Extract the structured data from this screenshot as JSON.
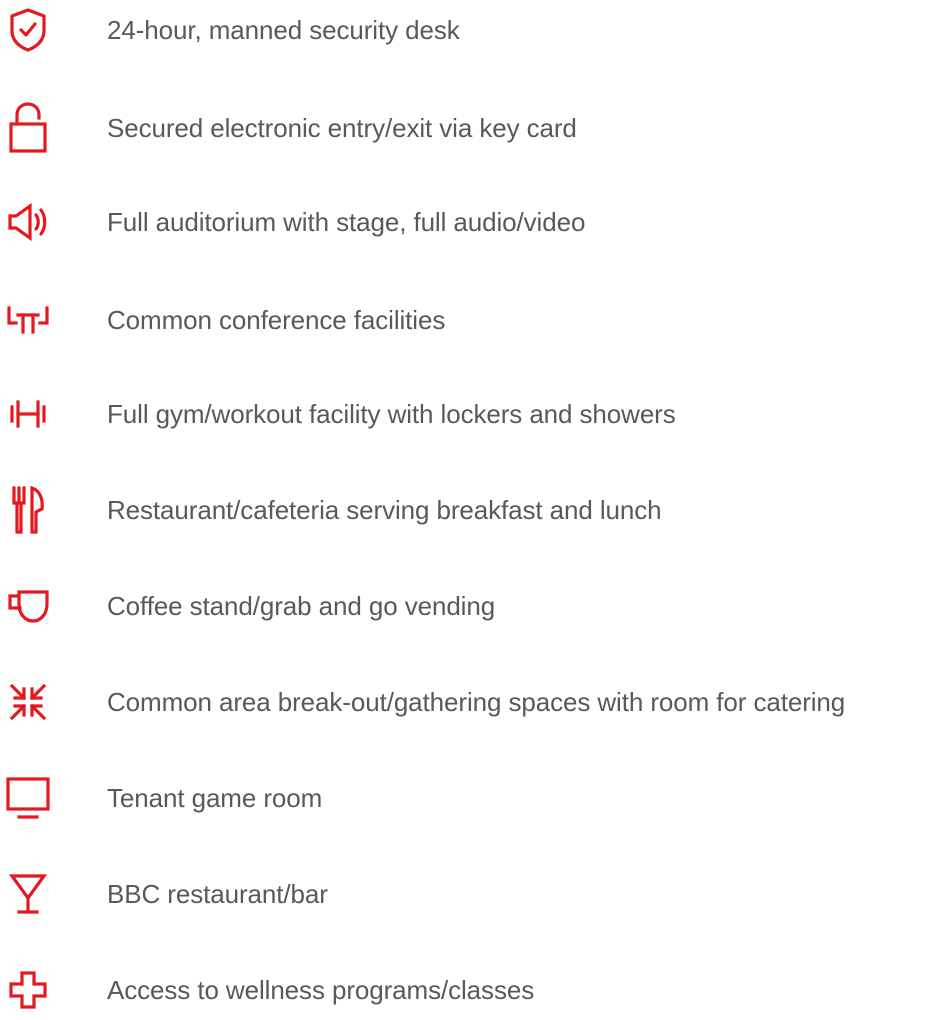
{
  "accent_color": "#e3191f",
  "text_color": "#595959",
  "amenities": [
    {
      "icon": "shield-check-icon",
      "label": "24-hour, manned security desk"
    },
    {
      "icon": "padlock-icon",
      "label": "Secured electronic entry/exit via key card"
    },
    {
      "icon": "speaker-icon",
      "label": "Full auditorium with stage, full audio/video"
    },
    {
      "icon": "conference-table-icon",
      "label": "Common conference facilities"
    },
    {
      "icon": "dumbbell-icon",
      "label": "Full gym/workout facility with lockers and showers"
    },
    {
      "icon": "fork-knife-icon",
      "label": "Restaurant/cafeteria serving breakfast and lunch"
    },
    {
      "icon": "coffee-cup-icon",
      "label": "Coffee stand/grab and go vending"
    },
    {
      "icon": "converge-arrows-icon",
      "label": "Common area break-out/gathering spaces with room for catering"
    },
    {
      "icon": "monitor-icon",
      "label": "Tenant game room"
    },
    {
      "icon": "cocktail-glass-icon",
      "label": "BBC restaurant/bar"
    },
    {
      "icon": "medical-cross-icon",
      "label": "Access to wellness programs/classes"
    }
  ]
}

____________________

### Exercise details
With the pictures left out, transcribe the material exactly.

### Exercise result
Extract the structured data from this screenshot as JSON.
{
  "accent_color": "#e3191f",
  "text_color": "#595959",
  "amenities": [
    {
      "icon": "shield-check-icon",
      "label": "24-hour, manned security desk"
    },
    {
      "icon": "padlock-icon",
      "label": "Secured electronic entry/exit via key card"
    },
    {
      "icon": "speaker-icon",
      "label": "Full auditorium with stage, full audio/video"
    },
    {
      "icon": "conference-table-icon",
      "label": "Common conference facilities"
    },
    {
      "icon": "dumbbell-icon",
      "label": "Full gym/workout facility with lockers and showers"
    },
    {
      "icon": "fork-knife-icon",
      "label": "Restaurant/cafeteria serving breakfast and lunch"
    },
    {
      "icon": "coffee-cup-icon",
      "label": "Coffee stand/grab and go vending"
    },
    {
      "icon": "converge-arrows-icon",
      "label": "Common area break-out/gathering spaces with room for catering"
    },
    {
      "icon": "monitor-icon",
      "label": "Tenant game room"
    },
    {
      "icon": "cocktail-glass-icon",
      "label": "BBC restaurant/bar"
    },
    {
      "icon": "medical-cross-icon",
      "label": "Access to wellness programs/classes"
    }
  ]
}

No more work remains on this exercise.